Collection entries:
⟨

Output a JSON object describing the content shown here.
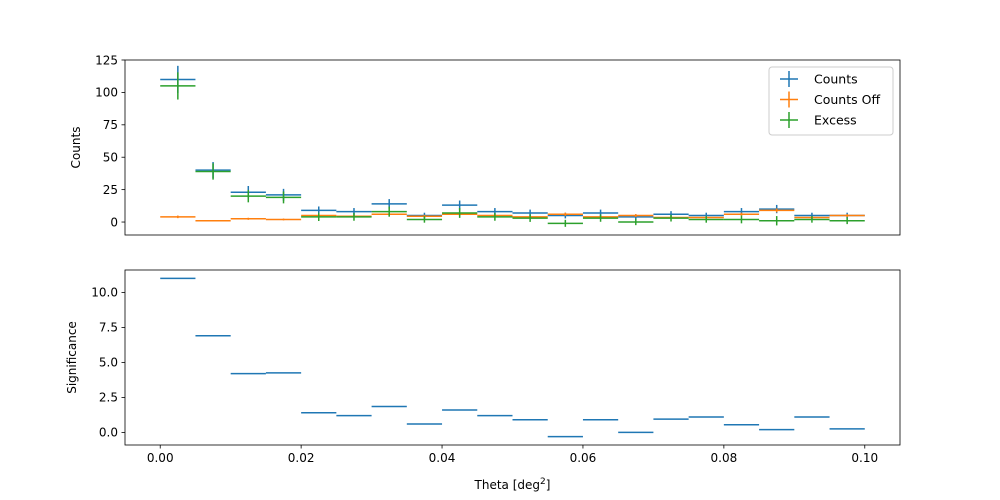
{
  "chart_data": [
    {
      "type": "scatter",
      "panel": "top",
      "ylabel": "Counts",
      "xlim": [
        -0.005,
        0.105
      ],
      "ylim": [
        -10,
        125
      ],
      "yticks": [
        0,
        25,
        50,
        75,
        100,
        125
      ],
      "legend_position": "top-right",
      "bin_width": 0.005,
      "x": [
        0.0025,
        0.0075,
        0.0125,
        0.0175,
        0.0225,
        0.0275,
        0.0325,
        0.0375,
        0.0425,
        0.0475,
        0.0525,
        0.0575,
        0.0625,
        0.0675,
        0.0725,
        0.0775,
        0.0825,
        0.0875,
        0.0925,
        0.0975
      ],
      "series": [
        {
          "name": "Counts",
          "color": "#1f77b4",
          "values": [
            110,
            40,
            23,
            21,
            9,
            8,
            14,
            5,
            13,
            8,
            7,
            5,
            7,
            4,
            6,
            5,
            8,
            10,
            5,
            5
          ],
          "errors": [
            10.5,
            6.3,
            4.8,
            4.6,
            3.0,
            2.8,
            3.7,
            2.2,
            3.6,
            2.8,
            2.6,
            2.2,
            2.6,
            2.0,
            2.4,
            2.2,
            2.8,
            3.2,
            2.2,
            2.2
          ]
        },
        {
          "name": "Counts Off",
          "color": "#ff7f0e",
          "values": [
            4,
            1,
            2.5,
            2,
            5,
            4.5,
            6,
            4.5,
            6,
            5,
            4,
            6,
            4,
            5,
            3.5,
            3.5,
            6,
            9,
            3.5,
            5
          ],
          "errors": [
            1.0,
            0.5,
            0.8,
            0.7,
            1.1,
            1.0,
            1.2,
            1.0,
            1.2,
            1.1,
            1.0,
            1.2,
            1.0,
            1.1,
            0.9,
            0.9,
            1.2,
            1.5,
            0.9,
            1.1
          ]
        },
        {
          "name": "Excess",
          "color": "#2ca02c",
          "values": [
            105,
            39,
            20,
            19,
            4,
            4,
            8,
            2,
            7,
            4,
            3,
            -1,
            3,
            0,
            3,
            2,
            2,
            1,
            2,
            1
          ],
          "errors": [
            10.5,
            6.3,
            4.8,
            4.6,
            3.2,
            3.0,
            3.9,
            2.5,
            3.8,
            3.0,
            2.9,
            2.7,
            2.8,
            2.4,
            2.6,
            2.5,
            3.0,
            3.6,
            2.5,
            2.6
          ]
        }
      ]
    },
    {
      "type": "line",
      "panel": "bottom",
      "xlabel": "Theta [deg",
      "xlabel_sup": "2",
      "xlabel_end": "]",
      "ylabel": "Significance",
      "xlim": [
        -0.005,
        0.105
      ],
      "ylim": [
        -0.9,
        11.6
      ],
      "xticks": [
        0.0,
        0.02,
        0.04,
        0.06,
        0.08,
        0.1
      ],
      "xtick_labels": [
        "0.00",
        "0.02",
        "0.04",
        "0.06",
        "0.08",
        "0.10"
      ],
      "yticks": [
        0,
        2.5,
        5,
        7.5,
        10
      ],
      "ytick_labels": [
        "0.0",
        "2.5",
        "5.0",
        "7.5",
        "10.0"
      ],
      "bin_width": 0.005,
      "x": [
        0.0025,
        0.0075,
        0.0125,
        0.0175,
        0.0225,
        0.0275,
        0.0325,
        0.0375,
        0.0425,
        0.0475,
        0.0525,
        0.0575,
        0.0625,
        0.0675,
        0.0725,
        0.0775,
        0.0825,
        0.0875,
        0.0925,
        0.0975
      ],
      "series": [
        {
          "color": "#1f77b4",
          "values": [
            11.0,
            6.9,
            4.2,
            4.25,
            1.4,
            1.2,
            1.85,
            0.6,
            1.6,
            1.2,
            0.9,
            -0.3,
            0.9,
            0.0,
            0.95,
            1.1,
            0.55,
            0.2,
            1.1,
            0.25
          ]
        }
      ]
    }
  ]
}
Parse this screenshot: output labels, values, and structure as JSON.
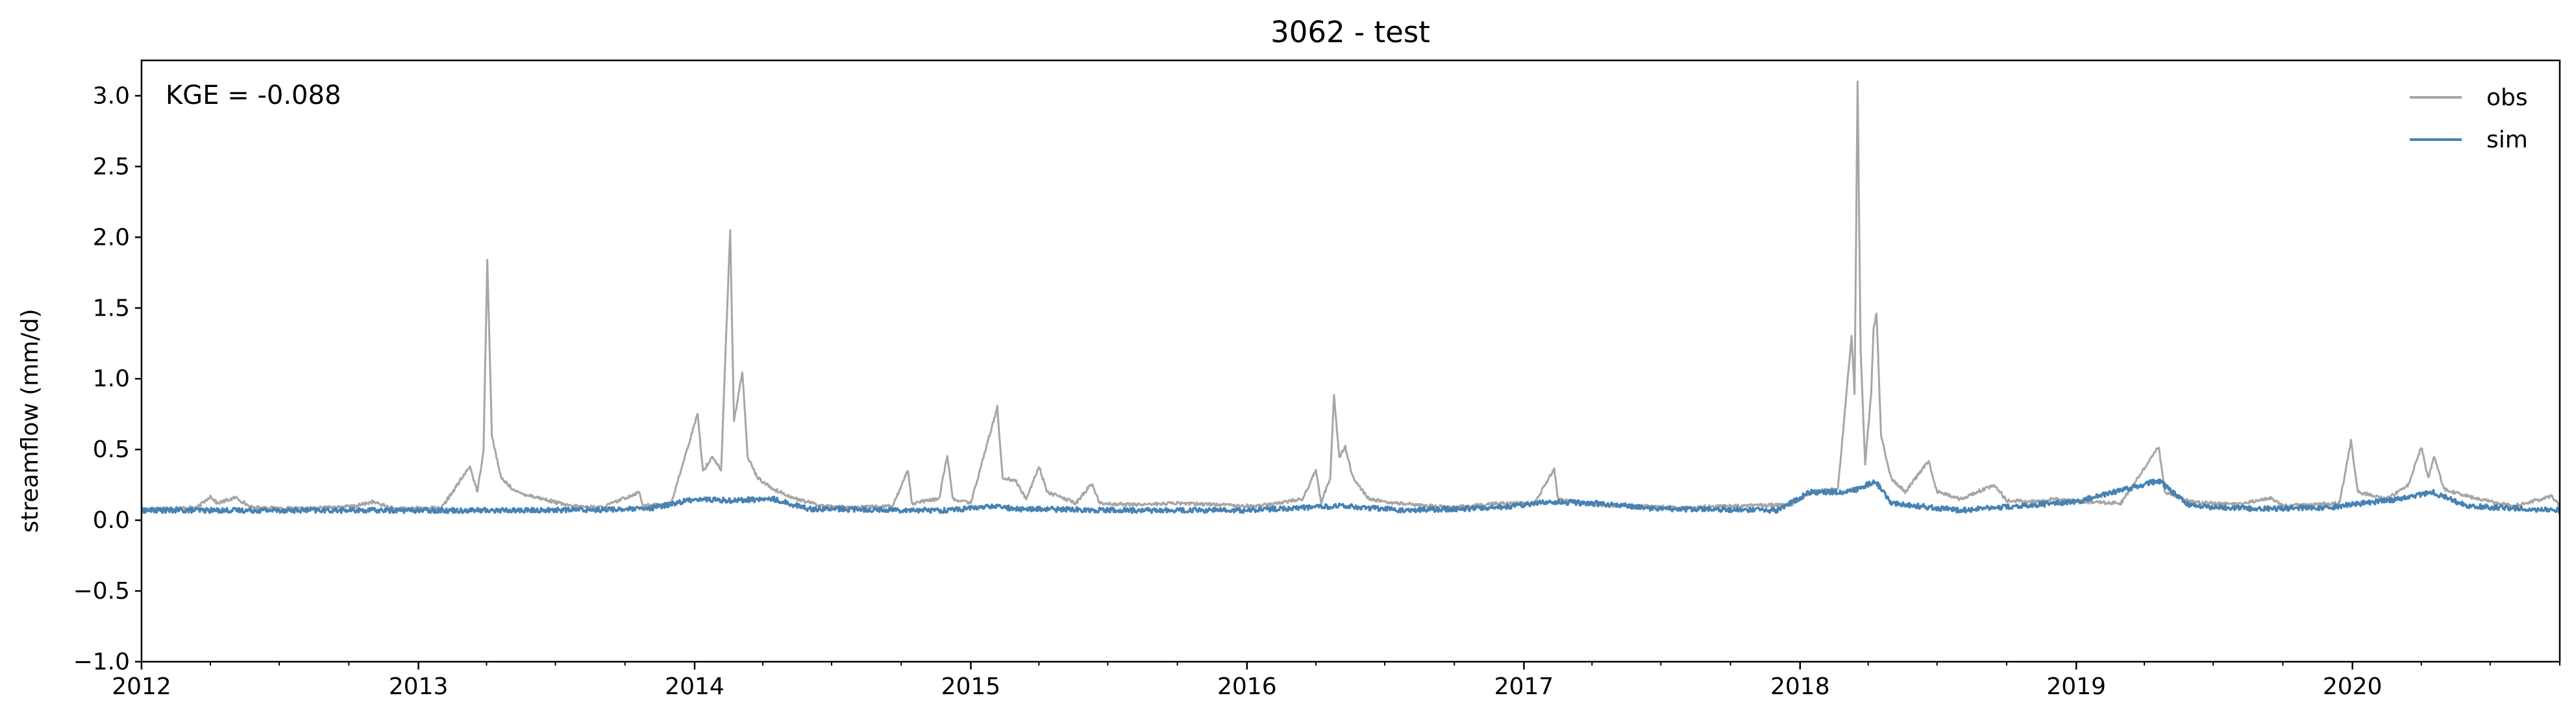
{
  "chart_data": {
    "type": "line",
    "title": "3062 - test",
    "xlabel": "",
    "ylabel": "streamflow (mm/d)",
    "annotation": "KGE = -0.088",
    "xlim": [
      "2012-01-01",
      "2020-10-01"
    ],
    "ylim": [
      -1.0,
      3.25
    ],
    "x_tick_labels": [
      "2012",
      "2013",
      "2014",
      "2015",
      "2016",
      "2017",
      "2018",
      "2019",
      "2020"
    ],
    "y_ticks": [
      -1.0,
      -0.5,
      0.0,
      0.5,
      1.0,
      1.5,
      2.0,
      2.5,
      3.0
    ],
    "y_tick_labels": [
      "−1.0",
      "−0.5",
      "0.0",
      "0.5",
      "1.0",
      "1.5",
      "2.0",
      "2.5",
      "3.0"
    ],
    "legend_position": "top-right",
    "grid": false,
    "series": [
      {
        "name": "obs",
        "color": "#a6a6a6",
        "points": [
          [
            "2012-01-01",
            0.08
          ],
          [
            "2012-03-15",
            0.09
          ],
          [
            "2012-04-01",
            0.17
          ],
          [
            "2012-04-10",
            0.12
          ],
          [
            "2012-05-05",
            0.16
          ],
          [
            "2012-05-25",
            0.09
          ],
          [
            "2012-08-01",
            0.08
          ],
          [
            "2012-10-10",
            0.1
          ],
          [
            "2012-11-01",
            0.13
          ],
          [
            "2012-12-01",
            0.08
          ],
          [
            "2013-02-01",
            0.09
          ],
          [
            "2013-03-10",
            0.38
          ],
          [
            "2013-03-20",
            0.2
          ],
          [
            "2013-03-28",
            0.5
          ],
          [
            "2013-04-02",
            1.85
          ],
          [
            "2013-04-08",
            0.6
          ],
          [
            "2013-04-20",
            0.3
          ],
          [
            "2013-05-10",
            0.2
          ],
          [
            "2013-06-15",
            0.15
          ],
          [
            "2013-07-20",
            0.1
          ],
          [
            "2013-09-01",
            0.09
          ],
          [
            "2013-10-20",
            0.2
          ],
          [
            "2013-10-25",
            0.1
          ],
          [
            "2013-12-01",
            0.12
          ],
          [
            "2014-01-05",
            0.75
          ],
          [
            "2014-01-12",
            0.35
          ],
          [
            "2014-01-25",
            0.45
          ],
          [
            "2014-02-05",
            0.35
          ],
          [
            "2014-02-12",
            1.35
          ],
          [
            "2014-02-17",
            2.05
          ],
          [
            "2014-02-22",
            0.7
          ],
          [
            "2014-03-05",
            1.05
          ],
          [
            "2014-03-12",
            0.45
          ],
          [
            "2014-03-25",
            0.3
          ],
          [
            "2014-04-15",
            0.22
          ],
          [
            "2014-05-15",
            0.15
          ],
          [
            "2014-06-20",
            0.1
          ],
          [
            "2014-08-01",
            0.09
          ],
          [
            "2014-09-20",
            0.1
          ],
          [
            "2014-10-10",
            0.36
          ],
          [
            "2014-10-15",
            0.12
          ],
          [
            "2014-11-20",
            0.15
          ],
          [
            "2014-12-01",
            0.46
          ],
          [
            "2014-12-08",
            0.15
          ],
          [
            "2015-01-01",
            0.12
          ],
          [
            "2015-02-05",
            0.8
          ],
          [
            "2015-02-12",
            0.3
          ],
          [
            "2015-03-01",
            0.28
          ],
          [
            "2015-03-15",
            0.15
          ],
          [
            "2015-04-01",
            0.38
          ],
          [
            "2015-04-12",
            0.2
          ],
          [
            "2015-05-20",
            0.12
          ],
          [
            "2015-06-10",
            0.26
          ],
          [
            "2015-06-20",
            0.12
          ],
          [
            "2015-08-01",
            0.11
          ],
          [
            "2015-10-01",
            0.12
          ],
          [
            "2015-12-01",
            0.11
          ],
          [
            "2016-01-15",
            0.1
          ],
          [
            "2016-03-15",
            0.15
          ],
          [
            "2016-04-01",
            0.36
          ],
          [
            "2016-04-08",
            0.12
          ],
          [
            "2016-04-20",
            0.3
          ],
          [
            "2016-04-25",
            0.88
          ],
          [
            "2016-05-02",
            0.45
          ],
          [
            "2016-05-10",
            0.52
          ],
          [
            "2016-05-20",
            0.3
          ],
          [
            "2016-06-10",
            0.15
          ],
          [
            "2016-07-15",
            0.12
          ],
          [
            "2016-09-01",
            0.1
          ],
          [
            "2016-10-01",
            0.09
          ],
          [
            "2016-12-01",
            0.12
          ],
          [
            "2017-01-15",
            0.12
          ],
          [
            "2017-02-10",
            0.36
          ],
          [
            "2017-02-15",
            0.15
          ],
          [
            "2017-04-01",
            0.11
          ],
          [
            "2017-06-01",
            0.1
          ],
          [
            "2017-08-01",
            0.09
          ],
          [
            "2017-10-01",
            0.1
          ],
          [
            "2017-12-20",
            0.11
          ],
          [
            "2018-01-15",
            0.2
          ],
          [
            "2018-02-20",
            0.22
          ],
          [
            "2018-03-10",
            1.3
          ],
          [
            "2018-03-14",
            0.9
          ],
          [
            "2018-03-18",
            3.1
          ],
          [
            "2018-03-22",
            1.2
          ],
          [
            "2018-03-28",
            0.4
          ],
          [
            "2018-04-05",
            0.9
          ],
          [
            "2018-04-08",
            1.35
          ],
          [
            "2018-04-12",
            1.47
          ],
          [
            "2018-04-18",
            0.6
          ],
          [
            "2018-05-01",
            0.3
          ],
          [
            "2018-05-20",
            0.2
          ],
          [
            "2018-06-20",
            0.42
          ],
          [
            "2018-07-01",
            0.2
          ],
          [
            "2018-08-01",
            0.15
          ],
          [
            "2018-09-15",
            0.25
          ],
          [
            "2018-10-01",
            0.14
          ],
          [
            "2018-11-15",
            0.13
          ],
          [
            "2018-12-01",
            0.15
          ],
          [
            "2019-01-15",
            0.13
          ],
          [
            "2019-03-01",
            0.12
          ],
          [
            "2019-04-20",
            0.52
          ],
          [
            "2019-04-28",
            0.2
          ],
          [
            "2019-06-01",
            0.13
          ],
          [
            "2019-08-01",
            0.11
          ],
          [
            "2019-09-15",
            0.16
          ],
          [
            "2019-10-01",
            0.1
          ],
          [
            "2019-12-15",
            0.12
          ],
          [
            "2019-12-30",
            0.56
          ],
          [
            "2020-01-08",
            0.2
          ],
          [
            "2020-02-15",
            0.15
          ],
          [
            "2020-03-15",
            0.25
          ],
          [
            "2020-04-01",
            0.52
          ],
          [
            "2020-04-10",
            0.3
          ],
          [
            "2020-04-18",
            0.45
          ],
          [
            "2020-05-01",
            0.22
          ],
          [
            "2020-06-15",
            0.15
          ],
          [
            "2020-08-01",
            0.1
          ],
          [
            "2020-09-20",
            0.17
          ],
          [
            "2020-10-01",
            0.1
          ]
        ]
      },
      {
        "name": "sim",
        "color": "#4682b4",
        "points": [
          [
            "2012-01-01",
            0.07
          ],
          [
            "2012-06-01",
            0.07
          ],
          [
            "2013-01-01",
            0.07
          ],
          [
            "2013-06-01",
            0.07
          ],
          [
            "2013-11-01",
            0.08
          ],
          [
            "2014-01-01",
            0.15
          ],
          [
            "2014-02-15",
            0.14
          ],
          [
            "2014-04-15",
            0.15
          ],
          [
            "2014-06-01",
            0.08
          ],
          [
            "2014-12-01",
            0.07
          ],
          [
            "2015-02-01",
            0.1
          ],
          [
            "2015-03-01",
            0.08
          ],
          [
            "2015-08-01",
            0.07
          ],
          [
            "2016-01-01",
            0.07
          ],
          [
            "2016-05-01",
            0.1
          ],
          [
            "2016-08-01",
            0.07
          ],
          [
            "2016-12-01",
            0.09
          ],
          [
            "2017-02-01",
            0.13
          ],
          [
            "2017-04-01",
            0.12
          ],
          [
            "2017-07-01",
            0.08
          ],
          [
            "2017-12-01",
            0.07
          ],
          [
            "2018-01-15",
            0.2
          ],
          [
            "2018-03-01",
            0.2
          ],
          [
            "2018-03-20",
            0.22
          ],
          [
            "2018-04-10",
            0.28
          ],
          [
            "2018-05-01",
            0.12
          ],
          [
            "2018-08-01",
            0.07
          ],
          [
            "2018-10-15",
            0.1
          ],
          [
            "2019-01-01",
            0.13
          ],
          [
            "2019-04-20",
            0.28
          ],
          [
            "2019-06-01",
            0.1
          ],
          [
            "2019-09-01",
            0.08
          ],
          [
            "2019-12-01",
            0.09
          ],
          [
            "2020-03-01",
            0.15
          ],
          [
            "2020-04-15",
            0.2
          ],
          [
            "2020-06-01",
            0.1
          ],
          [
            "2020-10-01",
            0.07
          ]
        ]
      }
    ]
  }
}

⟩

List every line above that contains the word "name".

          "name": "Counts",
          "name": "Counts Off",
          "name": "Excess",
        "name": "obs",
        "name": "sim",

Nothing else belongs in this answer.